> _Given information_:
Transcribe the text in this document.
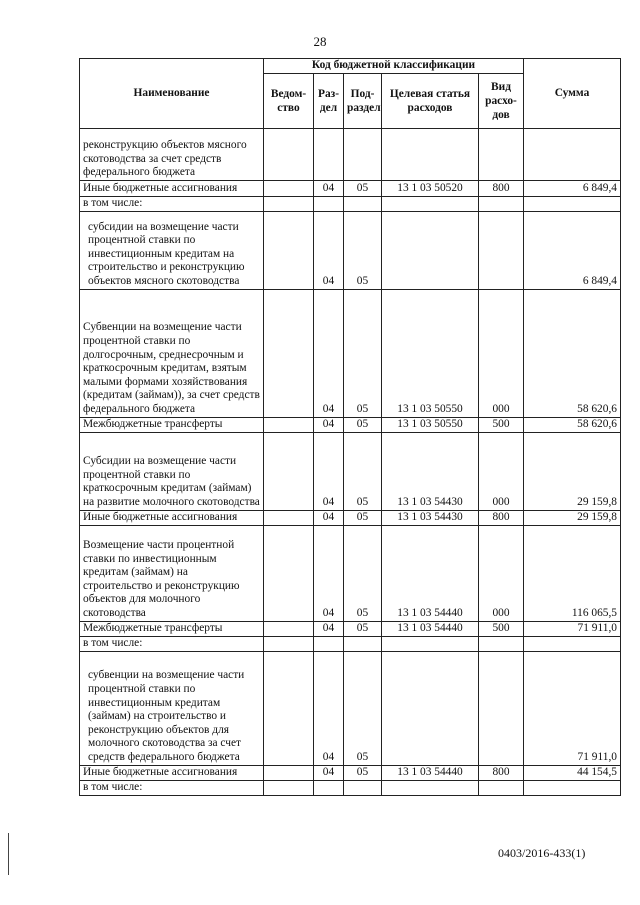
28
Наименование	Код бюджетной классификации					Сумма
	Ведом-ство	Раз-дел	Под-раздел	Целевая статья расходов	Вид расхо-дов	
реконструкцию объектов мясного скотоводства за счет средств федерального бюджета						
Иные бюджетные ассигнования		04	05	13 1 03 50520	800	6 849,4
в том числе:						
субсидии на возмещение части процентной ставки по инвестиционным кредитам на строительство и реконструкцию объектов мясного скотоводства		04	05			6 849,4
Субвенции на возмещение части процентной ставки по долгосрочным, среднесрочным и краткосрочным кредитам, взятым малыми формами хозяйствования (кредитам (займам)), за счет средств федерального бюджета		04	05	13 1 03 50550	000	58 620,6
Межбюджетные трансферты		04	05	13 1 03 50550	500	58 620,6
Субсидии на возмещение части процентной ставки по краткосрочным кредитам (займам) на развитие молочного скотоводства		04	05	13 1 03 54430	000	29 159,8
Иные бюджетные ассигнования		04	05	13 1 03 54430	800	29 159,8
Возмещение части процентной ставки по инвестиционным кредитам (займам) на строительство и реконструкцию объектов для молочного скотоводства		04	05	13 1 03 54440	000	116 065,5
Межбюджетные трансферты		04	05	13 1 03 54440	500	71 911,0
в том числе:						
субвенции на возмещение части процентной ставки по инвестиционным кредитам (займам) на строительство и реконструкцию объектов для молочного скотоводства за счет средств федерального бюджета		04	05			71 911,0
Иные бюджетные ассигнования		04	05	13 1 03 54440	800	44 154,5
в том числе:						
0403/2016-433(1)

> _Set exercise_:
Return the full material word for word. Do not include the pictures.

> _Finished task_:
Transcribe the text in this document.
28
Наименование	Код бюджетной классификации					Сумма
	Ведом-ство	Раз-дел	Под-раздел	Целевая статья расходов	Вид расхо-дов	
реконструкцию объектов мясного скотоводства за счет средств федерального бюджета						
Иные бюджетные ассигнования		04	05	13 1 03 50520	800	6 849,4
в том числе:						
субсидии на возмещение части процентной ставки по инвестиционным кредитам на строительство и реконструкцию объектов мясного скотоводства		04	05			6 849,4
Субвенции на возмещение части процентной ставки по долгосрочным, среднесрочным и краткосрочным кредитам, взятым малыми формами хозяйствования (кредитам (займам)), за счет средств федерального бюджета		04	05	13 1 03 50550	000	58 620,6
Межбюджетные трансферты		04	05	13 1 03 50550	500	58 620,6
Субсидии на возмещение части процентной ставки по краткосрочным кредитам (займам) на развитие молочного скотоводства		04	05	13 1 03 54430	000	29 159,8
Иные бюджетные ассигнования		04	05	13 1 03 54430	800	29 159,8
Возмещение части процентной ставки по инвестиционным кредитам (займам) на строительство и реконструкцию объектов для молочного скотоводства		04	05	13 1 03 54440	000	116 065,5
Межбюджетные трансферты		04	05	13 1 03 54440	500	71 911,0
в том числе:						
субвенции на возмещение части процентной ставки по инвестиционным кредитам (займам) на строительство и реконструкцию объектов для молочного скотоводства за счет средств федерального бюджета		04	05			71 911,0
Иные бюджетные ассигнования		04	05	13 1 03 54440	800	44 154,5
в том числе:						
0403/2016-433(1)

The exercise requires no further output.